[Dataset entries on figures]
┄┄┄┄┄┄┄┄┄┄

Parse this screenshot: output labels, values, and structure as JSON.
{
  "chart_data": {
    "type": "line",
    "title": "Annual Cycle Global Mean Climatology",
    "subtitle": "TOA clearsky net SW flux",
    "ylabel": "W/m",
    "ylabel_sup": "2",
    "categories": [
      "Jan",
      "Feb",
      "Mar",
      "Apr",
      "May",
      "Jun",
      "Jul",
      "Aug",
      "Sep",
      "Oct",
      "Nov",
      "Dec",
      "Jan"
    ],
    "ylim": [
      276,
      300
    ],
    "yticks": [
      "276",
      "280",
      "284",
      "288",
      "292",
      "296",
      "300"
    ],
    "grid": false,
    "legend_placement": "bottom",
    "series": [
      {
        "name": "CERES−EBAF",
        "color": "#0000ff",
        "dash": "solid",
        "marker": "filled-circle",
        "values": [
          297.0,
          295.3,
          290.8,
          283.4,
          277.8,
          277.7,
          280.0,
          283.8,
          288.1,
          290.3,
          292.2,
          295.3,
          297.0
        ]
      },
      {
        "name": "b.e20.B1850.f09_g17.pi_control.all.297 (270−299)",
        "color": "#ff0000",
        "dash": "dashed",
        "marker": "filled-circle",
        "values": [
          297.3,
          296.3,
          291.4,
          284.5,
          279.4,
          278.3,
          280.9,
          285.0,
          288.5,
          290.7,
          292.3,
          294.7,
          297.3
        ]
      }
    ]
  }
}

┄┄┄┄┄┄┄┄┄┄

=== Exercise directions ===
Retype the entries one by one, exactly.

=== Written answer ===
Parse this screenshot: output labels, values, and structure as JSON.
{
  "chart_data": {
    "type": "line",
    "title": "Annual Cycle Global Mean Climatology",
    "subtitle": "TOA clearsky net SW flux",
    "ylabel": "W/m",
    "ylabel_sup": "2",
    "categories": [
      "Jan",
      "Feb",
      "Mar",
      "Apr",
      "May",
      "Jun",
      "Jul",
      "Aug",
      "Sep",
      "Oct",
      "Nov",
      "Dec",
      "Jan"
    ],
    "ylim": [
      276,
      300
    ],
    "yticks": [
      "276",
      "280",
      "284",
      "288",
      "292",
      "296",
      "300"
    ],
    "grid": false,
    "legend_placement": "bottom",
    "series": [
      {
        "name": "CERES−EBAF",
        "color": "#0000ff",
        "dash": "solid",
        "marker": "filled-circle",
        "values": [
          297.0,
          295.3,
          290.8,
          283.4,
          277.8,
          277.7,
          280.0,
          283.8,
          288.1,
          290.3,
          292.2,
          295.3,
          297.0
        ]
      },
      {
        "name": "b.e20.B1850.f09_g17.pi_control.all.297 (270−299)",
        "color": "#ff0000",
        "dash": "dashed",
        "marker": "filled-circle",
        "values": [
          297.3,
          296.3,
          291.4,
          284.5,
          279.4,
          278.3,
          280.9,
          285.0,
          288.5,
          290.7,
          292.3,
          294.7,
          297.3
        ]
      }
    ]
  }
}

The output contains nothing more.